• [EXTRAIT FOURNI]:
+===+
Le visa s’obtient de la même manière, à l’ambassade de son pays de domicile, avec une lettre d’invitation d’une agence pour un visa normal (simple ou multi-entrées), ou sans pour un visa de transit, comme celui qu’on s’est procuré très facilement à Marseille avant de partir (7 jours).
La seule restriction est que les cartes de crédit ne fonctionnent plus en Russie, il faut donc venir avec du cash (les euros sont facilement changés dans n’importe quelle banque).
Passage de douane
A la douane, la situation n’est pas inhabituelle : un check rapide de la voiture et un passage au bureau des douanes pour obtenir un permis d’importation temporaire d’un an. Enfin, pour nous c’était encore plus facile, puisqu’on arrivait du Kazakhstan, qui fait partie de la même union douanière que la Russie, le Kirghizistan et l’Arménie: donc pas de douane entre le Kazakhstan et la Russie, juste un tampon sur le visa.
Par contre, la situation est très différent pour les routiers qui font du transport commercial entre l’Europe et la Russie. En effet, la guerre a coupé les routes majeures de commerce entre l’Europe et la Russie, par l’Ukraine et la Biélorussie. Et les sanctions font que les entreprises européennes ne peuvent plus commercer (directement) avec l’Europe.
On pourrait s’attendre donc à une absence de camions à la frontière de la Russie: c’est exactement le contraire. Les biens de consommation européens continuent à arriver en Russie, mais par des routes détournées qui étaient beaucoup moins utilisées avant. En effet, des pays comme la Turquie et la Géorgie n’appliquent pas de sanctions envers la Russie. Donc un marché parallèle du transport de biens s’est établi, où les entreprises exportatrices européennes voient les commandes affluer depuis la Turquie ou la Géorgie. Il ne sont pas dupes, bien sûr, et ce ne sont pas les Géorgiens qui tout d’un coup achètent 3 frigos et 5 téléphones pour Noël.
Le flux de marchandises s’est donc déplacé au sud de la Mer Noire, une route plus longue et surtout très embouteillée car la situation compliquée de la région sud-Caucase implique que la quasi-totalité du trafic se reporte sur un seul point de passage, entre la Géorgie et la Russie. Il se trouve sur la route Tbilissi – Vladikavkaz, appelée aussi « Georgian Military Highway ».
Pour passer de Turquie en Russie, il faut traverser la chaîne du Caucase, avec ses montagnes à 4000 et 5000 m, qui barre presque entièrement l’espace entre la Mer noire et la Caspienne. La meilleure route pour la franchir est la « Transkam », qui passe par le tunnel de Roki. Malheureusement, celui-ci est situé en Ossétie du Sud, qui a fait sécession de la Géorgie et est donc interdit de passage. Une autre route passe par l’Abkhazie à l’ouest, qui a le même statut. Le seul chemin possible est la route Kazbegi-Verkhni Lars sur la route militaire géorgienne. Les camions peuvent également faire un très long détour par l’Azerbaïdjan pour remonter le long de la Caspienne. Pour les touristes, les frontières terrestres de l’Azerbaïdjan restent encore et toujours fermées en ce mois de mai 2023.
+===+
• [CONSIGNE 1]:
Relevez toutes les lignes des enregistrements où figure le mot « detector », en les recopiant ; la casse compte.
L'extrait et les enregistrements n'ont aucun lien entre eux.

• [DONNÉES FOURNIES]:
+===+
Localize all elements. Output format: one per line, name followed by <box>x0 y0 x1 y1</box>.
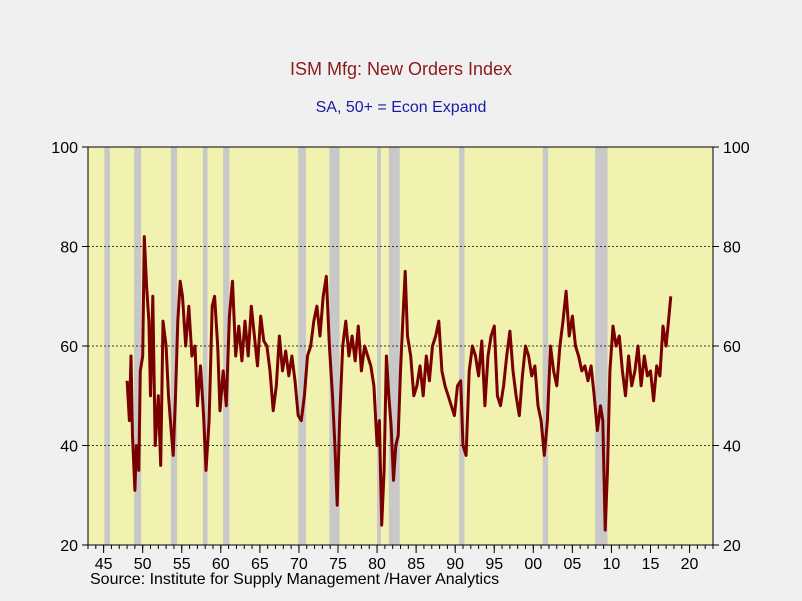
axes-group: 20 20 40 40 60 60 80 80 100 100 45 50 55 60 65 70 75 80 85… <box>51 140 750 573</box>
recession-band <box>223 147 230 545</box>
y-tick-label-left: 100 <box>51 140 78 157</box>
series-line <box>125 235 673 532</box>
y-tick-label-right: 60 <box>723 339 741 356</box>
x-tick-label: 20 <box>681 556 699 573</box>
x-tick-label: 95 <box>485 556 503 573</box>
x-tick-label: 75 <box>329 556 347 573</box>
x-tick-label: 60 <box>212 556 230 573</box>
y-tick-label-left: 80 <box>60 240 78 257</box>
x-tick-label: 45 <box>95 556 113 573</box>
y-tick-label-left: 40 <box>60 439 78 456</box>
x-tick-label: 15 <box>642 556 660 573</box>
x-tick-label: 50 <box>134 556 152 573</box>
y-tick-label-right: 80 <box>723 240 741 257</box>
x-tick-label: 10 <box>603 556 621 573</box>
x-tick-label: 65 <box>251 556 269 573</box>
recession-band <box>298 147 306 545</box>
recession-band <box>388 147 400 545</box>
series-group <box>125 235 673 532</box>
x-tick-label: 90 <box>446 556 464 573</box>
y-tick-label-right: 40 <box>723 439 741 456</box>
chart-subtitle: SA, 50+ = Econ Expand <box>315 99 487 116</box>
x-tick-label: 80 <box>368 556 386 573</box>
recession-band <box>104 147 110 545</box>
chart-title: ISM Mfg: New Orders Index <box>289 59 513 79</box>
x-tick-label: 55 <box>173 556 191 573</box>
recession-band <box>329 147 340 545</box>
x-tick-label: 05 <box>563 556 581 573</box>
y-tick-label-right: 100 <box>723 140 750 157</box>
y-tick-label-left: 60 <box>60 339 78 356</box>
y-tick-label-right: 20 <box>723 538 741 555</box>
y-tick-label-left: 20 <box>60 538 78 555</box>
x-tick-label: 00 <box>524 556 542 573</box>
x-tick-label: 70 <box>290 556 308 573</box>
x-tick-label: 85 <box>407 556 425 573</box>
source-note: Source: Institute for Supply Management … <box>90 571 500 588</box>
recession-band <box>377 147 381 545</box>
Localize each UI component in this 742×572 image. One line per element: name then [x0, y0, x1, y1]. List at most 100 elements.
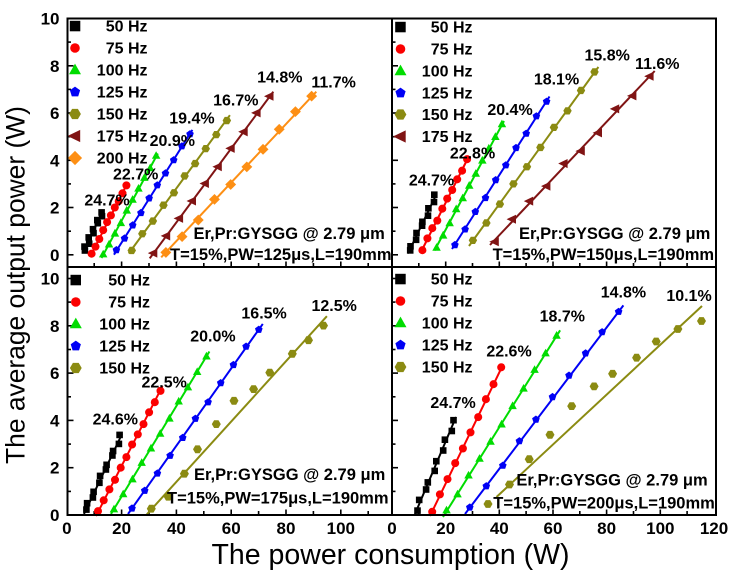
svg-text:Hz: Hz: [449, 360, 473, 377]
svg-text:18.1%: 18.1%: [534, 72, 579, 89]
svg-text:Er,Pr:GYSGG @ 2.79 μm: Er,Pr:GYSGG @ 2.79 μm: [194, 225, 385, 243]
svg-text:22.5%: 22.5%: [142, 375, 187, 392]
svg-text:10: 10: [41, 10, 60, 29]
svg-text:22.7%: 22.7%: [113, 167, 158, 184]
svg-text:50: 50: [431, 272, 449, 289]
svg-text:24.6%: 24.6%: [93, 412, 138, 429]
svg-text:20.9%: 20.9%: [150, 133, 195, 150]
svg-text:125: 125: [97, 85, 124, 102]
svg-text:75: 75: [431, 42, 449, 59]
svg-text:20: 20: [436, 519, 455, 538]
svg-text:22.6%: 22.6%: [486, 344, 531, 361]
svg-text:150: 150: [99, 361, 126, 378]
svg-text:Hz: Hz: [124, 63, 148, 80]
svg-text:Hz: Hz: [126, 339, 150, 356]
svg-text:The power consumption (W): The power consumption (W): [212, 539, 570, 571]
svg-text:Hz: Hz: [449, 107, 473, 124]
svg-text:Hz: Hz: [124, 151, 148, 168]
svg-text:6: 6: [50, 104, 59, 123]
svg-text:Hz: Hz: [124, 129, 148, 146]
svg-text:2: 2: [50, 459, 59, 478]
svg-text:Hz: Hz: [124, 19, 148, 36]
svg-text:0: 0: [62, 519, 71, 538]
svg-text:8: 8: [50, 57, 59, 76]
svg-text:19.4%: 19.4%: [169, 111, 214, 128]
svg-text:24.7%: 24.7%: [84, 193, 129, 210]
svg-text:T=15%,PW=200μs,L=190mm: T=15%,PW=200μs,L=190mm: [493, 495, 715, 513]
svg-text:Hz: Hz: [126, 317, 150, 334]
svg-text:14.8%: 14.8%: [257, 70, 302, 87]
svg-text:80: 80: [277, 519, 296, 538]
svg-text:11.6%: 11.6%: [635, 56, 679, 73]
svg-text:100: 100: [422, 316, 449, 333]
svg-text:12.5%: 12.5%: [312, 298, 357, 315]
svg-text:Hz: Hz: [449, 338, 473, 355]
svg-text:11.7%: 11.7%: [311, 75, 355, 92]
svg-text:Hz: Hz: [449, 20, 473, 37]
svg-text:4: 4: [50, 151, 60, 170]
svg-text:150: 150: [422, 360, 449, 377]
svg-text:75: 75: [106, 41, 124, 58]
svg-text:0: 0: [50, 246, 59, 265]
svg-text:Er,Pr:GYSGG @ 2.79 μm: Er,Pr:GYSGG @ 2.79 μm: [519, 225, 710, 243]
svg-text:100: 100: [327, 519, 355, 538]
svg-text:Hz: Hz: [124, 41, 148, 58]
svg-text:T=15%,PW=150μs,L=190mm: T=15%,PW=150μs,L=190mm: [493, 246, 715, 264]
svg-text:175: 175: [422, 129, 449, 146]
svg-text:50: 50: [106, 19, 124, 36]
svg-text:80: 80: [597, 519, 616, 538]
svg-text:Hz: Hz: [449, 294, 473, 311]
svg-text:Hz: Hz: [124, 85, 148, 102]
svg-text:15.8%: 15.8%: [585, 48, 630, 65]
svg-text:Hz: Hz: [124, 107, 148, 124]
svg-text:Hz: Hz: [126, 295, 150, 312]
svg-text:4: 4: [50, 411, 60, 430]
svg-text:8: 8: [50, 317, 59, 336]
svg-text:60: 60: [544, 519, 563, 538]
svg-text:150: 150: [422, 107, 449, 124]
svg-text:0: 0: [387, 519, 396, 538]
svg-text:Hz: Hz: [449, 42, 473, 59]
svg-text:T=15%,PW=175μs,L=190mm: T=15%,PW=175μs,L=190mm: [167, 490, 389, 508]
svg-text:Hz: Hz: [449, 272, 473, 289]
svg-text:Hz: Hz: [449, 129, 473, 146]
svg-text:The average output power (W): The average output power (W): [1, 106, 31, 464]
svg-text:125: 125: [422, 86, 449, 103]
svg-text:24.7%: 24.7%: [409, 173, 454, 190]
svg-text:100: 100: [422, 64, 449, 81]
svg-text:125: 125: [422, 338, 449, 355]
svg-text:50: 50: [431, 20, 449, 37]
svg-text:175: 175: [97, 129, 124, 146]
svg-text:22.8%: 22.8%: [450, 146, 495, 163]
svg-text:18.7%: 18.7%: [540, 309, 585, 326]
svg-text:Hz: Hz: [126, 361, 150, 378]
svg-text:20.4%: 20.4%: [487, 102, 532, 119]
svg-text:Er,Pr:GYSGG @ 2.79 μm: Er,Pr:GYSGG @ 2.79 μm: [194, 466, 385, 484]
svg-text:100: 100: [646, 519, 674, 538]
svg-text:125: 125: [99, 339, 126, 356]
svg-text:Hz: Hz: [126, 273, 150, 290]
svg-text:2: 2: [50, 199, 59, 218]
svg-text:60: 60: [222, 519, 241, 538]
svg-text:150: 150: [97, 107, 124, 124]
svg-text:10: 10: [41, 270, 60, 289]
svg-text:16.5%: 16.5%: [241, 306, 286, 323]
svg-text:0: 0: [50, 506, 59, 525]
svg-text:120: 120: [700, 519, 728, 538]
svg-text:20: 20: [112, 519, 131, 538]
svg-text:Er,Pr:GYSGG @ 2.79 μm: Er,Pr:GYSGG @ 2.79 μm: [516, 472, 707, 490]
svg-text:75: 75: [108, 295, 126, 312]
svg-text:6: 6: [50, 364, 59, 383]
svg-text:75: 75: [431, 294, 449, 311]
svg-text:100: 100: [99, 317, 126, 334]
svg-text:50: 50: [108, 273, 126, 290]
svg-text:16.7%: 16.7%: [213, 93, 258, 110]
svg-text:100: 100: [97, 63, 124, 80]
svg-text:14.8%: 14.8%: [601, 285, 646, 302]
svg-text:10.1%: 10.1%: [666, 288, 711, 305]
svg-text:Hz: Hz: [449, 64, 473, 81]
svg-text:Hz: Hz: [449, 86, 473, 103]
svg-text:T=15%,PW=125μs,L=190mm: T=15%,PW=125μs,L=190mm: [170, 246, 392, 264]
svg-text:20.0%: 20.0%: [190, 329, 235, 346]
svg-text:Hz: Hz: [449, 316, 473, 333]
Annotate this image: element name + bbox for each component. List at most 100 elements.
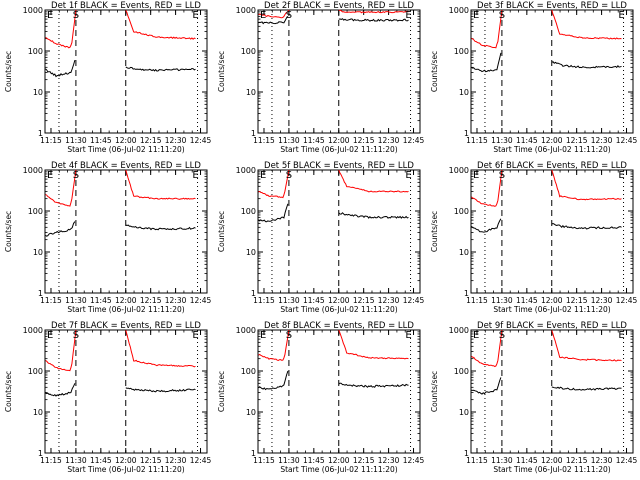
y-tick-label: 1 — [464, 289, 469, 298]
y-tick-label: 1 — [464, 449, 469, 458]
x-tick-label: 12:15 — [353, 456, 375, 465]
events-series-line — [338, 18, 409, 22]
detector-panel: Det 5f BLACK = Events, RED = LLD 1 10 100 10… — [213, 160, 426, 320]
y-tick-label: 10 — [246, 408, 256, 417]
start-marker-S: S — [73, 170, 79, 181]
detector-panel: Det 4f BLACK = Events, RED = LLD 1 10 100 10… — [0, 160, 213, 320]
y-tick-label: 100 — [454, 207, 469, 216]
x-tick-label: 12:15 — [140, 456, 162, 465]
x-tick-label: 11:15 — [466, 456, 488, 465]
x-tick-label: 12:30 — [378, 296, 400, 305]
detector-panel: Det 1f BLACK = Events, RED = LLD 1 10 100 10… — [0, 0, 213, 160]
lld-series-line — [471, 169, 503, 207]
detector-panel: Det 2f BLACK = Events, RED = LLD 1 10 100 10… — [213, 0, 426, 160]
lightcurve-chart: Det 6f BLACK = Events, RED = LLD 1 10 100 10… — [430, 161, 638, 314]
x-tick-label: 12:45 — [403, 296, 425, 305]
lld-series-line — [258, 329, 290, 362]
events-series-line — [338, 382, 409, 388]
lld-series-line — [471, 329, 503, 368]
events-series-line — [258, 16, 289, 25]
detector-panel: Det 9f BLACK = Events, RED = LLD 1 10 100 10… — [426, 320, 639, 480]
detector-panel: Det 8f BLACK = Events, RED = LLD 1 10 100 10… — [213, 320, 426, 480]
start-marker-S: S — [499, 330, 505, 341]
lld-series-line — [45, 169, 77, 207]
x-tick-label: 11:45 — [303, 296, 325, 305]
x-tick-label: 12:15 — [566, 456, 588, 465]
y-tick-label: 100 — [454, 47, 469, 56]
x-tick-label: 11:45 — [303, 456, 325, 465]
x-tick-label: 12:30 — [165, 296, 187, 305]
y-tick-label: 10 — [246, 88, 256, 97]
y-tick-label: 1000 — [236, 326, 256, 335]
lightcurve-chart: Det 1f BLACK = Events, RED = LLD 1 10 100 10… — [4, 1, 212, 154]
y-axis-label: Counts/sec — [217, 211, 226, 252]
events-series-line — [125, 387, 196, 393]
y-tick-label: 10 — [459, 248, 469, 257]
lightcurve-chart: Det 8f BLACK = Events, RED = LLD 1 10 100 10… — [217, 321, 425, 474]
chart-title: Det 5f BLACK = Events, RED = LLD — [264, 161, 414, 171]
y-tick-label: 1 — [38, 289, 43, 298]
lld-series-line — [45, 9, 77, 49]
x-tick-label: 11:15 — [253, 456, 275, 465]
x-tick-label: 12:30 — [591, 456, 613, 465]
end-marker-E: E — [260, 330, 266, 341]
y-tick-label: 10 — [33, 88, 43, 97]
y-tick-label: 1000 — [23, 166, 43, 175]
start-marker-S: S — [73, 10, 79, 21]
lld-series-line — [338, 169, 409, 193]
y-tick-label: 100 — [241, 47, 256, 56]
x-tick-label: 12:00 — [115, 456, 137, 465]
x-tick-label: 11:15 — [466, 136, 488, 145]
events-series-line — [471, 218, 502, 233]
end-marker-E: E — [192, 330, 198, 341]
chart-title: Det 1f BLACK = Events, RED = LLD — [51, 1, 201, 11]
y-tick-label: 100 — [241, 207, 256, 216]
end-marker-E: E — [260, 10, 266, 21]
x-tick-label: 11:30 — [491, 136, 513, 145]
end-marker-E: E — [618, 170, 624, 181]
x-tick-label: 11:15 — [253, 136, 275, 145]
lightcurve-chart: Det 2f BLACK = Events, RED = LLD 1 10 100 10… — [217, 1, 425, 154]
lld-series-line — [125, 169, 196, 200]
lightcurve-chart: Det 9f BLACK = Events, RED = LLD 1 10 100 10… — [430, 321, 638, 474]
x-tick-label: 12:00 — [328, 136, 350, 145]
x-tick-label: 12:15 — [566, 296, 588, 305]
x-axis-label: Start Time (06-Jul-02 11:11:20) — [67, 305, 184, 314]
events-series-line — [125, 224, 196, 231]
events-series-line — [125, 66, 196, 72]
end-marker-E: E — [47, 330, 53, 341]
events-series-line — [551, 222, 622, 230]
x-tick-label: 12:00 — [541, 136, 563, 145]
x-tick-label: 11:30 — [278, 296, 300, 305]
x-tick-label: 12:15 — [566, 136, 588, 145]
lld-series-line — [551, 330, 622, 362]
x-axis-label: Start Time (06-Jul-02 11:11:20) — [493, 305, 610, 314]
x-tick-label: 11:15 — [40, 456, 62, 465]
y-axis-label: Counts/sec — [430, 51, 439, 92]
end-marker-E: E — [192, 10, 198, 21]
x-tick-label: 12:30 — [591, 136, 613, 145]
x-tick-label: 11:45 — [516, 296, 538, 305]
end-marker-E: E — [405, 170, 411, 181]
x-tick-label: 12:45 — [190, 456, 212, 465]
x-tick-label: 11:45 — [516, 456, 538, 465]
start-marker-S: S — [286, 330, 292, 341]
x-tick-label: 11:15 — [466, 296, 488, 305]
x-axis-label: Start Time (06-Jul-02 11:11:20) — [493, 145, 610, 154]
x-tick-label: 12:45 — [190, 136, 212, 145]
y-tick-label: 100 — [28, 367, 43, 376]
y-tick-label: 1000 — [449, 6, 469, 15]
x-tick-label: 11:15 — [40, 136, 62, 145]
detector-panel: Det 6f BLACK = Events, RED = LLD 1 10 100 10… — [426, 160, 639, 320]
x-tick-label: 11:30 — [491, 456, 513, 465]
x-axis-label: Start Time (06-Jul-02 11:11:20) — [493, 465, 610, 474]
x-tick-label: 12:30 — [591, 296, 613, 305]
x-tick-label: 11:30 — [278, 136, 300, 145]
lld-series-line — [551, 169, 622, 201]
start-marker-S: S — [286, 10, 292, 21]
end-marker-E: E — [473, 170, 479, 181]
x-axis-label: Start Time (06-Jul-02 11:11:20) — [280, 145, 397, 154]
x-axis-label: Start Time (06-Jul-02 11:11:20) — [67, 145, 184, 154]
end-marker-E: E — [618, 330, 624, 341]
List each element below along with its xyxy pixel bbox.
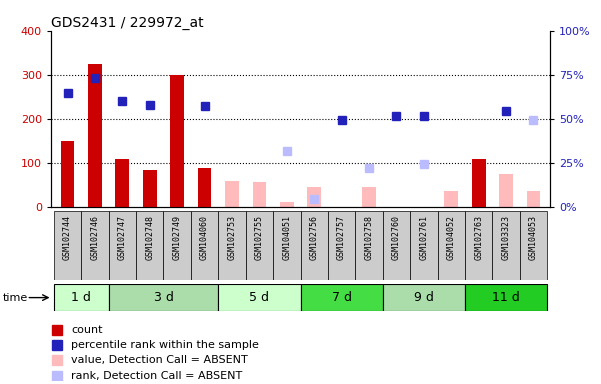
Bar [115,159,129,207]
Text: GSM102758: GSM102758 [365,215,373,260]
FancyBboxPatch shape [246,211,273,280]
FancyBboxPatch shape [383,284,465,311]
FancyBboxPatch shape [383,211,410,280]
Bar [198,169,212,207]
Bar [472,159,486,207]
FancyBboxPatch shape [492,211,520,280]
FancyBboxPatch shape [54,284,109,311]
Text: count: count [71,325,103,335]
Text: GSM102756: GSM102756 [310,215,319,260]
Text: GSM102755: GSM102755 [255,215,264,260]
Text: GSM103323: GSM103323 [502,215,511,260]
Text: percentile rank within the sample: percentile rank within the sample [71,340,259,350]
Text: GDS2431 / 229972_at: GDS2431 / 229972_at [51,16,204,30]
FancyBboxPatch shape [81,211,109,280]
Bar [444,190,458,207]
Bar [61,141,75,207]
Text: GSM102744: GSM102744 [63,215,72,260]
FancyBboxPatch shape [328,211,355,280]
Text: GSM102746: GSM102746 [90,215,99,260]
FancyBboxPatch shape [300,211,328,280]
FancyBboxPatch shape [136,211,163,280]
Bar [225,181,239,207]
Bar [252,182,266,207]
FancyBboxPatch shape [109,211,136,280]
Text: 7 d: 7 d [332,291,352,304]
FancyBboxPatch shape [300,284,383,311]
FancyBboxPatch shape [438,211,465,280]
FancyBboxPatch shape [355,211,383,280]
Text: time: time [3,293,28,303]
Bar [143,170,157,207]
FancyBboxPatch shape [218,211,246,280]
FancyBboxPatch shape [218,284,300,311]
Text: GSM102753: GSM102753 [228,215,236,260]
Text: GSM104060: GSM104060 [200,215,209,260]
Text: GSM104052: GSM104052 [447,215,456,260]
FancyBboxPatch shape [520,211,547,280]
Text: GSM102761: GSM102761 [419,215,429,260]
FancyBboxPatch shape [109,284,218,311]
Text: 9 d: 9 d [414,291,434,304]
Text: GSM102749: GSM102749 [172,215,182,260]
FancyBboxPatch shape [465,284,547,311]
FancyBboxPatch shape [410,211,438,280]
Bar [88,64,102,207]
Text: GSM102760: GSM102760 [392,215,401,260]
Bar [526,190,540,207]
FancyBboxPatch shape [191,211,218,280]
Bar [362,187,376,207]
Text: GSM102763: GSM102763 [474,215,483,260]
FancyBboxPatch shape [54,211,81,280]
Text: GSM102757: GSM102757 [337,215,346,260]
Bar [307,187,321,207]
FancyBboxPatch shape [163,211,191,280]
FancyBboxPatch shape [273,211,300,280]
Text: 1 d: 1 d [72,291,91,304]
FancyBboxPatch shape [465,211,492,280]
Text: 3 d: 3 d [153,291,174,304]
Text: GSM102748: GSM102748 [145,215,154,260]
Text: GSM104051: GSM104051 [282,215,291,260]
Text: 11 d: 11 d [492,291,520,304]
Text: GSM104053: GSM104053 [529,215,538,260]
Bar [499,174,513,207]
Text: 5 d: 5 d [249,291,269,304]
Bar [280,202,294,207]
Text: value, Detection Call = ABSENT: value, Detection Call = ABSENT [71,356,248,366]
Text: rank, Detection Call = ABSENT: rank, Detection Call = ABSENT [71,371,242,381]
Bar [170,75,184,207]
Text: GSM102747: GSM102747 [118,215,127,260]
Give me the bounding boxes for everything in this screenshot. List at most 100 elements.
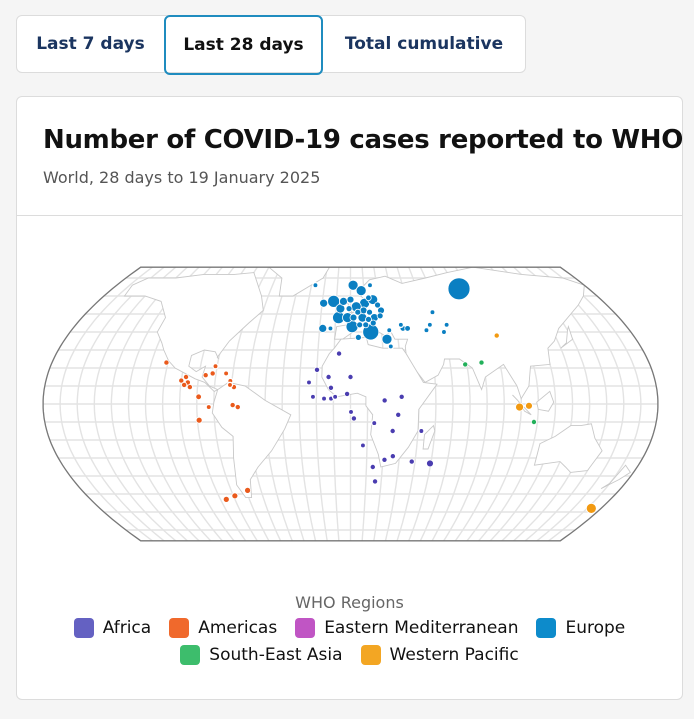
+===+
• [CONSIGNE 2]:
Veuillez recopier mot pour mot le passage de l'extrait allant de « Le visa s’obtient » à « partir (7 jours). ».

• [SOLUTION 1]:
detector-panel: Det 5f BLACK = Events, RED = LLD 1 10 100 10… — [213, 160, 426, 320]
detector-panel: Det 4f BLACK = Events, RED = LLD 1 10 100 10… — [0, 160, 213, 320]
detector-panel: Det 1f BLACK = Events, RED = LLD 1 10 100 10… — [0, 0, 213, 160]
detector-panel: Det 2f BLACK = Events, RED = LLD 1 10 100 10… — [213, 0, 426, 160]
detector-panel: Det 9f BLACK = Events, RED = LLD 1 10 100 10… — [426, 320, 639, 480]
detector-panel: Det 8f BLACK = Events, RED = LLD 1 10 100 10… — [213, 320, 426, 480]
detector-panel: Det 6f BLACK = Events, RED = LLD 1 10 100 10… — [426, 160, 639, 320]

• [SOLUTION 2]:
Le visa s’obtient de la même manière, à l’ambassade de son pays de domicile, avec une lettre d’invitation d’une agence pour un visa normal (simple ou multi-entrées), ou sans pour un visa de transit, comme celui qu’on s’est procuré très facilement à Marseille avant de partir (7 jours).